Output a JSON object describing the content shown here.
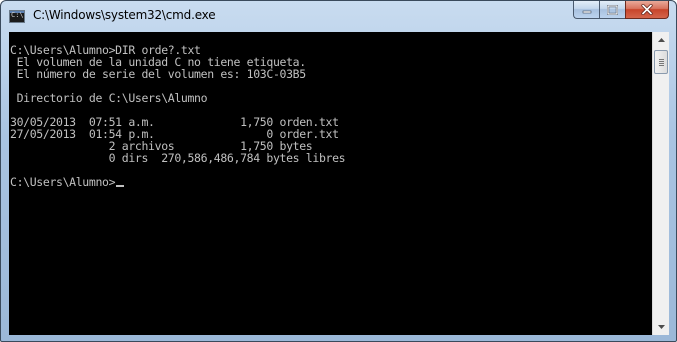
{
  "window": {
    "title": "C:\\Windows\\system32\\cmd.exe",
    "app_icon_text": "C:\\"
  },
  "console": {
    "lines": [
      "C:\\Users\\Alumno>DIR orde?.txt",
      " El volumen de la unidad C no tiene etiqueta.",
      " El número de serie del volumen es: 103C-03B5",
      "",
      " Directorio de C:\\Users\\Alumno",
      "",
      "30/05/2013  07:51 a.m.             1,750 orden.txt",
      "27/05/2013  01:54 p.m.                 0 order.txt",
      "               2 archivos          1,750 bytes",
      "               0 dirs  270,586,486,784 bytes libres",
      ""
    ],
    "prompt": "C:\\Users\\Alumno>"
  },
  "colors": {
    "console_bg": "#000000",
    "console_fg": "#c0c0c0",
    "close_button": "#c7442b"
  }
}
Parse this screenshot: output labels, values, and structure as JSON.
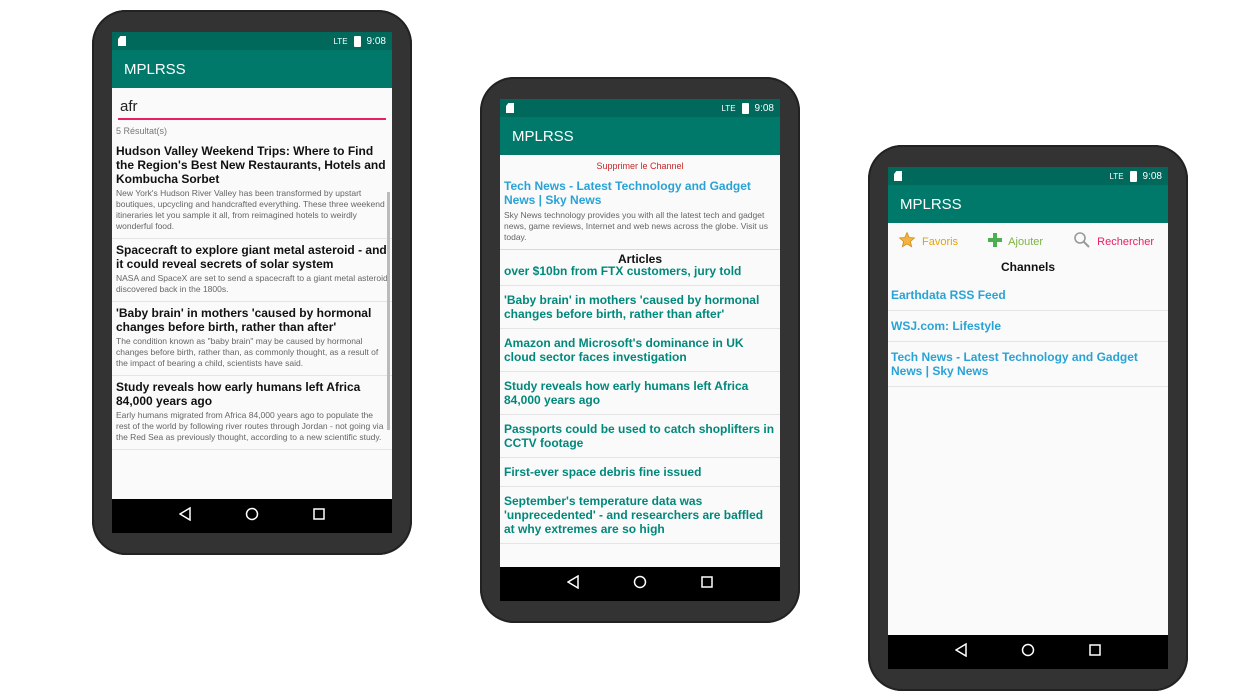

· · · · · · ·

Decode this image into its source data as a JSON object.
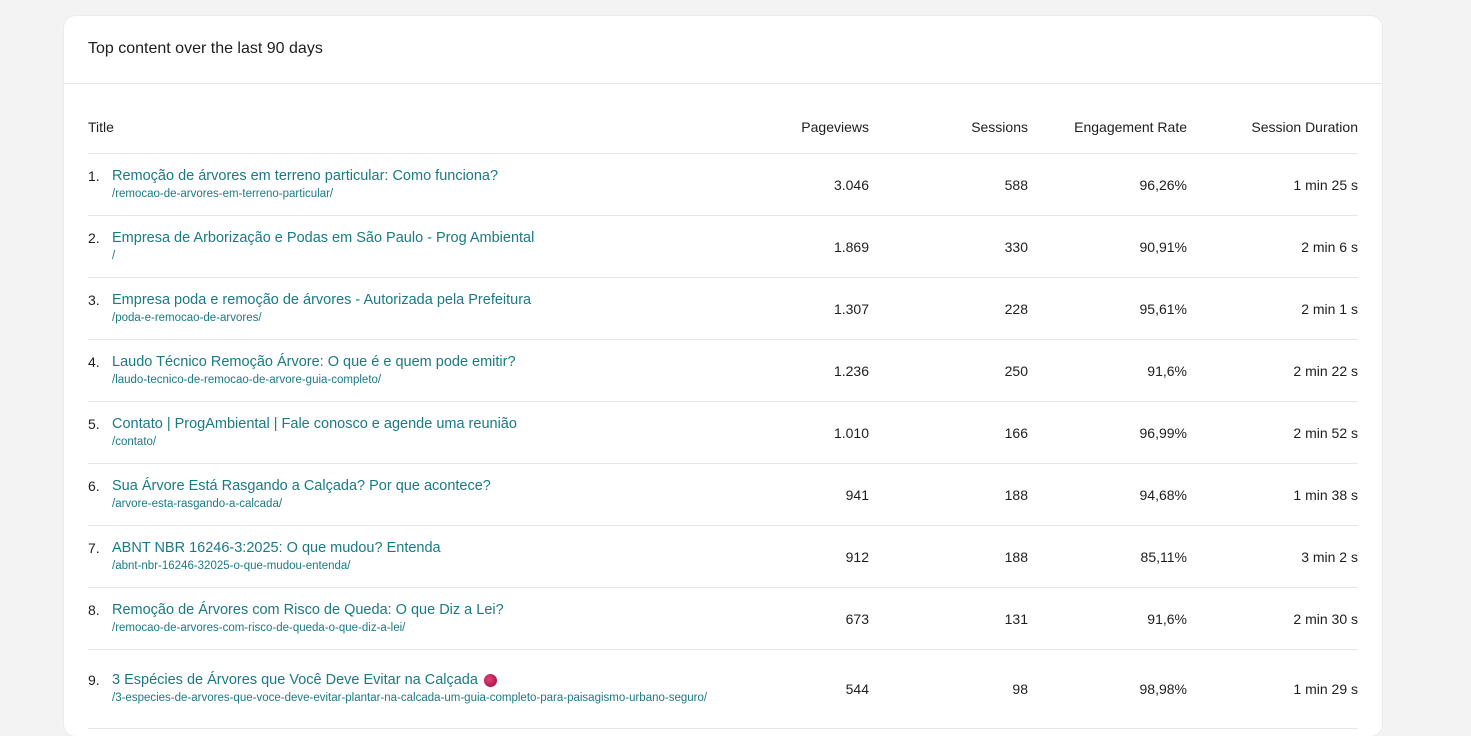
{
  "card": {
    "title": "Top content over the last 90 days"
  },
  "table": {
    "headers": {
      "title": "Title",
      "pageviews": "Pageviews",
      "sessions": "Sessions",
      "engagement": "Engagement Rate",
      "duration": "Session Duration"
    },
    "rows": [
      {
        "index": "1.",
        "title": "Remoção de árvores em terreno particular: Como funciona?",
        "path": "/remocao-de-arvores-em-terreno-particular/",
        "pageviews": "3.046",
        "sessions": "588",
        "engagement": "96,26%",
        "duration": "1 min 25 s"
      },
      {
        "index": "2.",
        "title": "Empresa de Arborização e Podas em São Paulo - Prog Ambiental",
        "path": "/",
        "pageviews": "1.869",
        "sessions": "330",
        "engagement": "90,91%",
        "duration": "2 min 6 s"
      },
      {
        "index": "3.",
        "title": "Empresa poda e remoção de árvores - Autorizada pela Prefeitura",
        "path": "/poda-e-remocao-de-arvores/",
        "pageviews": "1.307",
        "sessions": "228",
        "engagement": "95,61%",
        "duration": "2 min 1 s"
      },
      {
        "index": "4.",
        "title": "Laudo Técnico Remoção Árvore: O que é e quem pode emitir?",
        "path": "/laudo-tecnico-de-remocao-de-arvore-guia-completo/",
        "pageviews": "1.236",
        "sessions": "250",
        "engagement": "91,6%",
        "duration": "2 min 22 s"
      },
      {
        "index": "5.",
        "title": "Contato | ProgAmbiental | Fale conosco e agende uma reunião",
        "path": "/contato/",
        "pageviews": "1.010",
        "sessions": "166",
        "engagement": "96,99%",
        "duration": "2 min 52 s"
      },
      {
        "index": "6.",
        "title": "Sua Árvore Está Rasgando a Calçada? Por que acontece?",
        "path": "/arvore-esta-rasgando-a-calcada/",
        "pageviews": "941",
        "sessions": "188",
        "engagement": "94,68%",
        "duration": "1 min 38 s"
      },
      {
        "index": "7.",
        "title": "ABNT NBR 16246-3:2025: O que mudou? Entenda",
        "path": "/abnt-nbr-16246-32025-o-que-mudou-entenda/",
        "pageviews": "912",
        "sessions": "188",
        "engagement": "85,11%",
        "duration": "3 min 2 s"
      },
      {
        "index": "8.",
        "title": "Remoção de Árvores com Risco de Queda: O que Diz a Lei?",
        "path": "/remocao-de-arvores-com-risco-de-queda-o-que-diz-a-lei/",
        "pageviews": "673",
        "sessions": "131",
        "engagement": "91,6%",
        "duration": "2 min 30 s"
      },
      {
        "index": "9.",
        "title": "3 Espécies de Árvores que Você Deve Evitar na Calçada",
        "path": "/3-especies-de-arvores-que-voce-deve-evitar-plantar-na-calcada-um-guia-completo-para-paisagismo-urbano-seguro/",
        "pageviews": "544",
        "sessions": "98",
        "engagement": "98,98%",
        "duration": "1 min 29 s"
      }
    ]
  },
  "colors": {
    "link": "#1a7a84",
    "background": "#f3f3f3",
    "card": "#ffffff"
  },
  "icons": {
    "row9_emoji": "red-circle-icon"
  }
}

· · · · · · ·

Work required:
The copy should hold exactly the lines from the line with "Output a JSON" to the line with "Parse this screenshot: output", both ends in, set down without any pictures and with nothing added.

Task solution:
Output a JSON object describing the content shown here.
{
  "window": {
    "title": "C:\\Windows\\system32\\cmd.exe",
    "app_icon_text": "C:\\"
  },
  "console": {
    "lines": [
      "C:\\Users\\Alumno>DIR orde?.txt",
      " El volumen de la unidad C no tiene etiqueta.",
      " El número de serie del volumen es: 103C-03B5",
      "",
      " Directorio de C:\\Users\\Alumno",
      "",
      "30/05/2013  07:51 a.m.             1,750 orden.txt",
      "27/05/2013  01:54 p.m.                 0 order.txt",
      "               2 archivos          1,750 bytes",
      "               0 dirs  270,586,486,784 bytes libres",
      ""
    ],
    "prompt": "C:\\Users\\Alumno>"
  },
  "colors": {
    "console_bg": "#000000",
    "console_fg": "#c0c0c0",
    "close_button": "#c7442b"
  }
}
Parse this screenshot: output labels, values, and structure as JSON.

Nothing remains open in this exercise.